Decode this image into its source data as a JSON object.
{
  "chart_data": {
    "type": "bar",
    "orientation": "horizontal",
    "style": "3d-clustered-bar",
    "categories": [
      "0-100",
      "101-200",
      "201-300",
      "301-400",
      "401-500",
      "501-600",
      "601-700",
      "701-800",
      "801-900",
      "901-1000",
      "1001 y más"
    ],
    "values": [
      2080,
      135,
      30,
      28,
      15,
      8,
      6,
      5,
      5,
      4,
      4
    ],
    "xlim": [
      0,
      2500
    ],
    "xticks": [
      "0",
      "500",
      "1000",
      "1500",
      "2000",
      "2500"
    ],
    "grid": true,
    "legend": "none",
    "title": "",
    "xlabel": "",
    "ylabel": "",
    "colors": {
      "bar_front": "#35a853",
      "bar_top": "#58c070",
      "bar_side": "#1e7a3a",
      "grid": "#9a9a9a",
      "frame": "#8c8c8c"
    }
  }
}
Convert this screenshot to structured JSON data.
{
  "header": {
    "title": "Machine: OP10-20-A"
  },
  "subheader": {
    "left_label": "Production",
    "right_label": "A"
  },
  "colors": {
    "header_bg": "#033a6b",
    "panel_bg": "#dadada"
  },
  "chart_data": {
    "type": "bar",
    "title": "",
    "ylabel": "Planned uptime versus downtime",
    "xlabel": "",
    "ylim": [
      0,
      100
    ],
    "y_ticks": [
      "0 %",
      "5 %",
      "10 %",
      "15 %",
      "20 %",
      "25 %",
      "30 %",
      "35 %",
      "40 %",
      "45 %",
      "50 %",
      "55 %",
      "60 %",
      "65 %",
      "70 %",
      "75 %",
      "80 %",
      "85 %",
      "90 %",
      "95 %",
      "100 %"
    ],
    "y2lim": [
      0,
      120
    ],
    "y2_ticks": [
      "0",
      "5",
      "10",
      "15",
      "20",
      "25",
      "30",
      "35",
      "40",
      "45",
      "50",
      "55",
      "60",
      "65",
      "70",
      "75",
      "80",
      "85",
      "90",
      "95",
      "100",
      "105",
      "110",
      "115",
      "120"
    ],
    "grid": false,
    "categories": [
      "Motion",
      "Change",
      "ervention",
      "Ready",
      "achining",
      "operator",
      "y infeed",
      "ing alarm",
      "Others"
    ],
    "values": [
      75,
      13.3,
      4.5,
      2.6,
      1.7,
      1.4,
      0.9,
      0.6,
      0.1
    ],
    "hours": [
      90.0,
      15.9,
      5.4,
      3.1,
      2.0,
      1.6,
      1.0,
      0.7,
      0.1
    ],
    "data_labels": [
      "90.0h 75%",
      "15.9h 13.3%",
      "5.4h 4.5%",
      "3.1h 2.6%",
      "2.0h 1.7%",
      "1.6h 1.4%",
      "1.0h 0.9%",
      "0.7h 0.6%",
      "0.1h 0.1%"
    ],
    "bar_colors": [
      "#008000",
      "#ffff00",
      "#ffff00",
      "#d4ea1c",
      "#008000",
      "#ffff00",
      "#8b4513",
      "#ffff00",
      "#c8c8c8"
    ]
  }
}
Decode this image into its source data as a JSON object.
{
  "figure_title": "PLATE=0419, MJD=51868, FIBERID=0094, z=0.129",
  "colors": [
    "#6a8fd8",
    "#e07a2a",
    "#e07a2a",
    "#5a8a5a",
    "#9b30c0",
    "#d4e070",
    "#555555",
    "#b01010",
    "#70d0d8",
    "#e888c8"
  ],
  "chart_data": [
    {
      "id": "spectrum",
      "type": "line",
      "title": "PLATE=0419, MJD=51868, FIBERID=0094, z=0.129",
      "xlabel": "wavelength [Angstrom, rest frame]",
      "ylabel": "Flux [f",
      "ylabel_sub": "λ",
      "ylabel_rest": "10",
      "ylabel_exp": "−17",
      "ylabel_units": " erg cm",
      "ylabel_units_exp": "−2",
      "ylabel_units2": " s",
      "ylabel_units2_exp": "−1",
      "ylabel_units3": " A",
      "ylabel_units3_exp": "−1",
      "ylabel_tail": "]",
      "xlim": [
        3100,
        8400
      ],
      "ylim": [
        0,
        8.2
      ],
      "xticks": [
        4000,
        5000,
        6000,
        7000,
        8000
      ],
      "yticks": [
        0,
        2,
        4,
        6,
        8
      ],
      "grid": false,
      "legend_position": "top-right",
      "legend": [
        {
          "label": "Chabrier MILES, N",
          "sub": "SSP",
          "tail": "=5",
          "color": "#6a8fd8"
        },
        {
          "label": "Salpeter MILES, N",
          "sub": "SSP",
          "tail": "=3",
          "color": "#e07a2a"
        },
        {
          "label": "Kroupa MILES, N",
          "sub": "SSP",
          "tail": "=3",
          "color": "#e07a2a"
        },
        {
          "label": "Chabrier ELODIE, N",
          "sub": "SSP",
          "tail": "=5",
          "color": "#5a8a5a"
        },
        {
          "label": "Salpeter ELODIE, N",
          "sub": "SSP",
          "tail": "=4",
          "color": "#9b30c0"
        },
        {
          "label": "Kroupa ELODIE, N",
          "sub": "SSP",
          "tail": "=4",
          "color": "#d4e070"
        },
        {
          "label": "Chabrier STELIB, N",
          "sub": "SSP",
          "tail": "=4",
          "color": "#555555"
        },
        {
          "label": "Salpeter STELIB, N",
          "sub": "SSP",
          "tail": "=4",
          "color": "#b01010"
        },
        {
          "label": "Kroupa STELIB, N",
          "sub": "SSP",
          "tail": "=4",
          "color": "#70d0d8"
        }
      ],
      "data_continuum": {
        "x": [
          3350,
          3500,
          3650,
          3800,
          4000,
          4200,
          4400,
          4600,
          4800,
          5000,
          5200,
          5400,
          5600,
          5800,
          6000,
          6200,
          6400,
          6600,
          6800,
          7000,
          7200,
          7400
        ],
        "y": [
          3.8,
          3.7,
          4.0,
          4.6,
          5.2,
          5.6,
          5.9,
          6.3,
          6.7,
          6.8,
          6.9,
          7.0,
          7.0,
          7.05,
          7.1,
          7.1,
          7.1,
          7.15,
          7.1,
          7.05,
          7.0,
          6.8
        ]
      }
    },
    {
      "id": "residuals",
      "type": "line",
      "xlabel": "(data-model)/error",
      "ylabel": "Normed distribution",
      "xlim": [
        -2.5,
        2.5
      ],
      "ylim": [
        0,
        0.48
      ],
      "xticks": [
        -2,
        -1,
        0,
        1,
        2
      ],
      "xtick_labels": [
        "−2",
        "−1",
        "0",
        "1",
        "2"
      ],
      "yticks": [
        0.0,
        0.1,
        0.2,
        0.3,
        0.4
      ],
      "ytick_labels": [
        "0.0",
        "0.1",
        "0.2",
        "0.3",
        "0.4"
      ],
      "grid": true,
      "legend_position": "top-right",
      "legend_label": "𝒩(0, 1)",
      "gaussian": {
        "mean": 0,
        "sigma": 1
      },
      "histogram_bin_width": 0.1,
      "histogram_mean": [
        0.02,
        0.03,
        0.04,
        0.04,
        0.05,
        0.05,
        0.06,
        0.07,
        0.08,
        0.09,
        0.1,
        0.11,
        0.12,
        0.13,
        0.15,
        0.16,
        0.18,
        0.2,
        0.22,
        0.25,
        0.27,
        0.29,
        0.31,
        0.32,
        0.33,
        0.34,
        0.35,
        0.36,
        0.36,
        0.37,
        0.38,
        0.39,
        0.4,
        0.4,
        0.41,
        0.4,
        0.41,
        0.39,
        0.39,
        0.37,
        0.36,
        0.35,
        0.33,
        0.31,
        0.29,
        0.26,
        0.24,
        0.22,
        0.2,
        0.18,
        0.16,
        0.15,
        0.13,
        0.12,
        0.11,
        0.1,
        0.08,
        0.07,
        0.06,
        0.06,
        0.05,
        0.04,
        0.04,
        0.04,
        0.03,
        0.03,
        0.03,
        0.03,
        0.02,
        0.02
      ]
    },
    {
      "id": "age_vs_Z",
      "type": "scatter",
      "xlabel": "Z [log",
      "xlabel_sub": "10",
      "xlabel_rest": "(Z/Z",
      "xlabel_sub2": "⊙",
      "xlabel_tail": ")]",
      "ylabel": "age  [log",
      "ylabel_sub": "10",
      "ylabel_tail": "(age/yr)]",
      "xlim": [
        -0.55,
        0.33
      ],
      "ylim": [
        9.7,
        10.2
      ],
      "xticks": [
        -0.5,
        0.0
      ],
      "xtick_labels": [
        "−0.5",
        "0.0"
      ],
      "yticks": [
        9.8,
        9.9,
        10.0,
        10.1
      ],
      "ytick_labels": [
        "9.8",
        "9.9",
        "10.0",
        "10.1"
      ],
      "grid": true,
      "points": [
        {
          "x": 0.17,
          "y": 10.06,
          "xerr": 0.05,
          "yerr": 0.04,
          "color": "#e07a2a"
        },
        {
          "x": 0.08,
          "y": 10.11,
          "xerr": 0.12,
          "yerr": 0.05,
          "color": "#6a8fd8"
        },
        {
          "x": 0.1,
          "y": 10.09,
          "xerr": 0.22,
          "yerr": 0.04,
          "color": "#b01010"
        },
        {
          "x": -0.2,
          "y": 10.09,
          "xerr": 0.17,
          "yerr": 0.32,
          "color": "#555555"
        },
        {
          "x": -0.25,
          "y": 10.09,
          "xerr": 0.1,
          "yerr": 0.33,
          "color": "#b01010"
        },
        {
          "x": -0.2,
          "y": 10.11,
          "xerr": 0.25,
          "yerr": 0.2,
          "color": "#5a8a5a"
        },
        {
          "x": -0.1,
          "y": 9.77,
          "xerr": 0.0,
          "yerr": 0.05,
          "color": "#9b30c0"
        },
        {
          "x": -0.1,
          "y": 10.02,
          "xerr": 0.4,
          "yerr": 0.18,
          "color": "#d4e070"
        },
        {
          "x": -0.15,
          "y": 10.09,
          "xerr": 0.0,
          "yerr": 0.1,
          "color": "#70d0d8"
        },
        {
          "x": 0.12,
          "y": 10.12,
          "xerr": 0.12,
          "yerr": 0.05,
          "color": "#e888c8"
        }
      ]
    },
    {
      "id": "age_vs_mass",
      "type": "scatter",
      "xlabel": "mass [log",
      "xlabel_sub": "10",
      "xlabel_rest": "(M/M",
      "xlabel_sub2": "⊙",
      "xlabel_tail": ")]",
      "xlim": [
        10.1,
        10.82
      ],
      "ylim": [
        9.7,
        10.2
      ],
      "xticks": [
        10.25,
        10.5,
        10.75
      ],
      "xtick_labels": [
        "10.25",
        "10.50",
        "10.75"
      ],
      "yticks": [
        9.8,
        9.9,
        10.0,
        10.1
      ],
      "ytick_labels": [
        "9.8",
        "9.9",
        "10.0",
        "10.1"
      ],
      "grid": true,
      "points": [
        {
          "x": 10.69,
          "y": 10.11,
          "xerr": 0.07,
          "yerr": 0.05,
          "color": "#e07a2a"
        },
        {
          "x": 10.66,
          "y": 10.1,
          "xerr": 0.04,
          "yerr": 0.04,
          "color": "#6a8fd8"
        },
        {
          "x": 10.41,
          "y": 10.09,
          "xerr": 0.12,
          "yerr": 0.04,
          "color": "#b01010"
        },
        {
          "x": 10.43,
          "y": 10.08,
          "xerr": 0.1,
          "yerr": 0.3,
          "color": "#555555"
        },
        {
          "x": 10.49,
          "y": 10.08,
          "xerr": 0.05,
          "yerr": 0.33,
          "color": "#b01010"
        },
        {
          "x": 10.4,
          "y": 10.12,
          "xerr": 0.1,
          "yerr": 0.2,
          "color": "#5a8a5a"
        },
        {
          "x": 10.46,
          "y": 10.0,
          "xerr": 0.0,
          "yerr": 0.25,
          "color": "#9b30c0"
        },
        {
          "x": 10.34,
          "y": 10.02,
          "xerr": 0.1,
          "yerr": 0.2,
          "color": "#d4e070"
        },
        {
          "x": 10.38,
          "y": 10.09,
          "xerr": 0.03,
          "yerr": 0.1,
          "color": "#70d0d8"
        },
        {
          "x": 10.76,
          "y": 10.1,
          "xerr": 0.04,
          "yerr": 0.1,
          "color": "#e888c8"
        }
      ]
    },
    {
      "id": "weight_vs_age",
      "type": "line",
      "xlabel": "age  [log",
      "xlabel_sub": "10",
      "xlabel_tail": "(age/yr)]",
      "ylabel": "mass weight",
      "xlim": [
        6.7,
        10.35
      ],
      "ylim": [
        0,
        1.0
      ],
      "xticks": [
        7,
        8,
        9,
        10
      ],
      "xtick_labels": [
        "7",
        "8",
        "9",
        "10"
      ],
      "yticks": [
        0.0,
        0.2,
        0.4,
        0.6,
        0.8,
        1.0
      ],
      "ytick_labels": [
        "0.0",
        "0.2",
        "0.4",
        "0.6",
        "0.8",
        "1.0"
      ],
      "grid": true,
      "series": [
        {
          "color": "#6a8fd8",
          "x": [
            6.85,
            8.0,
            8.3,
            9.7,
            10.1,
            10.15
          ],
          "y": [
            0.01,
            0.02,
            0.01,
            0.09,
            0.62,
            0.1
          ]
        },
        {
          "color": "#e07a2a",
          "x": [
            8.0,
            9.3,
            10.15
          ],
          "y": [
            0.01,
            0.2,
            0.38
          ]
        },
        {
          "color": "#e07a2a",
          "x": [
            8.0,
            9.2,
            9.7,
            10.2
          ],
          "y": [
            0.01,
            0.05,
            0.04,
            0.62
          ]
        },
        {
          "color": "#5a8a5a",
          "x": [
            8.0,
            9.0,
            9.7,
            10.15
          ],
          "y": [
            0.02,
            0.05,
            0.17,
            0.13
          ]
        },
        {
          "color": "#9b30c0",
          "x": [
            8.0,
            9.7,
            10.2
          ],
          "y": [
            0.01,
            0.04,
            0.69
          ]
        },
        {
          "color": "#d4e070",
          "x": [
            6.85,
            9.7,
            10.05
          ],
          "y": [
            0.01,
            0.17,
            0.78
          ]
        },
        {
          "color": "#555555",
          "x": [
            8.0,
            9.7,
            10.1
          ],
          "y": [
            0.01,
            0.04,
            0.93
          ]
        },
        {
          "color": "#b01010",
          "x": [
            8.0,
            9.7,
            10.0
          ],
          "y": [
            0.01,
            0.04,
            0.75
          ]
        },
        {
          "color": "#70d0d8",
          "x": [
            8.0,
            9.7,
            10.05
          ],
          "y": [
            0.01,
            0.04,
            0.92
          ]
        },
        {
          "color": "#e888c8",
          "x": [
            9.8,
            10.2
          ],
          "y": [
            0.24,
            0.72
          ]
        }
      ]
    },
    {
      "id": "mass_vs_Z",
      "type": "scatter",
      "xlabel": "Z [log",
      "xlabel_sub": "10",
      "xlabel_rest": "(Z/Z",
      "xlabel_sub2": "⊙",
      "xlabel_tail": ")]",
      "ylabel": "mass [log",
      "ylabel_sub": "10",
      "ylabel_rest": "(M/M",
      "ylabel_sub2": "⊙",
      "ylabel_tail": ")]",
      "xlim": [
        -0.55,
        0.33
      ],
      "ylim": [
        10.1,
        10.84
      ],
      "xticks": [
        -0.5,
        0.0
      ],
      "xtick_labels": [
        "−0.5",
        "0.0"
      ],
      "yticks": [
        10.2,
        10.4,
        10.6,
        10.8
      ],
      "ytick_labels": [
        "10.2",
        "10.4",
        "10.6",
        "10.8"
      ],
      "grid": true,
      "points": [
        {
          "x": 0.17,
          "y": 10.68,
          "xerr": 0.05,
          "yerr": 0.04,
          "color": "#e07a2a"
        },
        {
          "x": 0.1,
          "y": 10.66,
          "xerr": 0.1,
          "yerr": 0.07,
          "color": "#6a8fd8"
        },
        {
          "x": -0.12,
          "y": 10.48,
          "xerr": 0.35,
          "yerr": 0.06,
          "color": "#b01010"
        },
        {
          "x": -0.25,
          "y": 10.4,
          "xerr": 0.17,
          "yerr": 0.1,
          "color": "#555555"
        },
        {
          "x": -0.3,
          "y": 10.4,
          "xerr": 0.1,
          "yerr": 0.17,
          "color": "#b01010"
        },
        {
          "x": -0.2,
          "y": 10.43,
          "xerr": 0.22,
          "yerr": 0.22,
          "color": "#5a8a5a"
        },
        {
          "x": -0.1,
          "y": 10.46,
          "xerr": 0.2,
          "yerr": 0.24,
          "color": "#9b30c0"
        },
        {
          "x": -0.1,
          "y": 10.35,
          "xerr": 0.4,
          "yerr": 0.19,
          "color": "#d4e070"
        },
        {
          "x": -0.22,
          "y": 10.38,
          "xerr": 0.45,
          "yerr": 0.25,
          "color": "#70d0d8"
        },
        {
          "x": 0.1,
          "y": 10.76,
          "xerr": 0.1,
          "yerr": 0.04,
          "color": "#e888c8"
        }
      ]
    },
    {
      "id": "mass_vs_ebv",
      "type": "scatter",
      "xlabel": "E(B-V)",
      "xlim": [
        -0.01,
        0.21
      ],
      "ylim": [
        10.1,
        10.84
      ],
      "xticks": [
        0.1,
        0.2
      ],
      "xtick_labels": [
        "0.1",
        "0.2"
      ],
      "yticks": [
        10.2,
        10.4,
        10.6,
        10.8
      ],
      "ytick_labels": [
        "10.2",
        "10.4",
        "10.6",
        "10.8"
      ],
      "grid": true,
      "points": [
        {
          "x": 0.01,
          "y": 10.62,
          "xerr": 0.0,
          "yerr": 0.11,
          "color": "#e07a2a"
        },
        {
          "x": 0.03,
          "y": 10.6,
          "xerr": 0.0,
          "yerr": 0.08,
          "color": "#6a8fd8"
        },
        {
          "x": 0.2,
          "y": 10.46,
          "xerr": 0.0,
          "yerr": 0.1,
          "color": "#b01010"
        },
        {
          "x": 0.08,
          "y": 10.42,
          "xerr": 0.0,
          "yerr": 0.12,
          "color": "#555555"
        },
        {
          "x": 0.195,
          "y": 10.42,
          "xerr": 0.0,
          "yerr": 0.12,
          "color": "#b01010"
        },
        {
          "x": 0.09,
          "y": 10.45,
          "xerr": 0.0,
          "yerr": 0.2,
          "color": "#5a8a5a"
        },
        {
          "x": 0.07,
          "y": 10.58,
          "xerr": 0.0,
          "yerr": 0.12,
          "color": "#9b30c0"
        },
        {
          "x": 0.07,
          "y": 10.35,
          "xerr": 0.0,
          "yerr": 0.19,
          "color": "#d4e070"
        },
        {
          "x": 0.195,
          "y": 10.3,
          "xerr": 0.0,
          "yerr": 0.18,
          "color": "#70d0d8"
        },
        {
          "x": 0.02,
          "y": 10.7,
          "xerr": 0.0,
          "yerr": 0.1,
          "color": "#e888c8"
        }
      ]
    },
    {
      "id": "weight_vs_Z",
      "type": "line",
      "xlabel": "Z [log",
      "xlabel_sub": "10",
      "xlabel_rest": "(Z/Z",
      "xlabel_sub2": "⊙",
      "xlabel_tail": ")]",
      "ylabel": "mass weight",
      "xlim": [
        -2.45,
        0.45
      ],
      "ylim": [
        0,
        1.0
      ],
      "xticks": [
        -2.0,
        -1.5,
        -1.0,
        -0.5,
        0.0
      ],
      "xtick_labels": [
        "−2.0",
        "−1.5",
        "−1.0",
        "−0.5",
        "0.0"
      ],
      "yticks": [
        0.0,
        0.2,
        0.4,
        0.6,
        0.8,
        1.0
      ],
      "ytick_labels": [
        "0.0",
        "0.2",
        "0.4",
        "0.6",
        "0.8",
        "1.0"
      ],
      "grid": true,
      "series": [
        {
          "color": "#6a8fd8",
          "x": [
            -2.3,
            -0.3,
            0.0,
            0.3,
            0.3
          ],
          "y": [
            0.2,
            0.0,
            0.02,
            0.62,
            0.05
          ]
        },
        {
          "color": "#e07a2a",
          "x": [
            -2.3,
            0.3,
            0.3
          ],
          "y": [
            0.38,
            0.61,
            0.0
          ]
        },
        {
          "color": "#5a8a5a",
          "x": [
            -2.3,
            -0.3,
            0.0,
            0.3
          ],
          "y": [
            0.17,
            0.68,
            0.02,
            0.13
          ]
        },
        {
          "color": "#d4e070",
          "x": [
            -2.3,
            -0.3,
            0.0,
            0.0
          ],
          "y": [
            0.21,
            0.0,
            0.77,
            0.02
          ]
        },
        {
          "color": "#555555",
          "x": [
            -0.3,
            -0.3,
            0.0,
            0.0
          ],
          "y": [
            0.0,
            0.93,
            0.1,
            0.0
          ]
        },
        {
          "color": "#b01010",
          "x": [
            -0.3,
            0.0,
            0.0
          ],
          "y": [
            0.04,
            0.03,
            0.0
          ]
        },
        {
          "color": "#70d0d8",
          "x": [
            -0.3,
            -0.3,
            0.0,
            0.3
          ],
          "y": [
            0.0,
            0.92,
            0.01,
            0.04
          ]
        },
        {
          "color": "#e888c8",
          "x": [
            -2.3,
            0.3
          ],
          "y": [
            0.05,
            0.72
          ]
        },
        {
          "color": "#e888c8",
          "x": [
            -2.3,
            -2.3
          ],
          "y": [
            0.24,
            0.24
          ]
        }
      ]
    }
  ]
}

Your goal
Copy and report every line where the word "PLATE" is present.

Response
  "figure_title": "PLATE=0419, MJD=51868, FIBERID=0094, z=0.129",
      "title": "PLATE=0419, MJD=51868, FIBERID=0094, z=0.129",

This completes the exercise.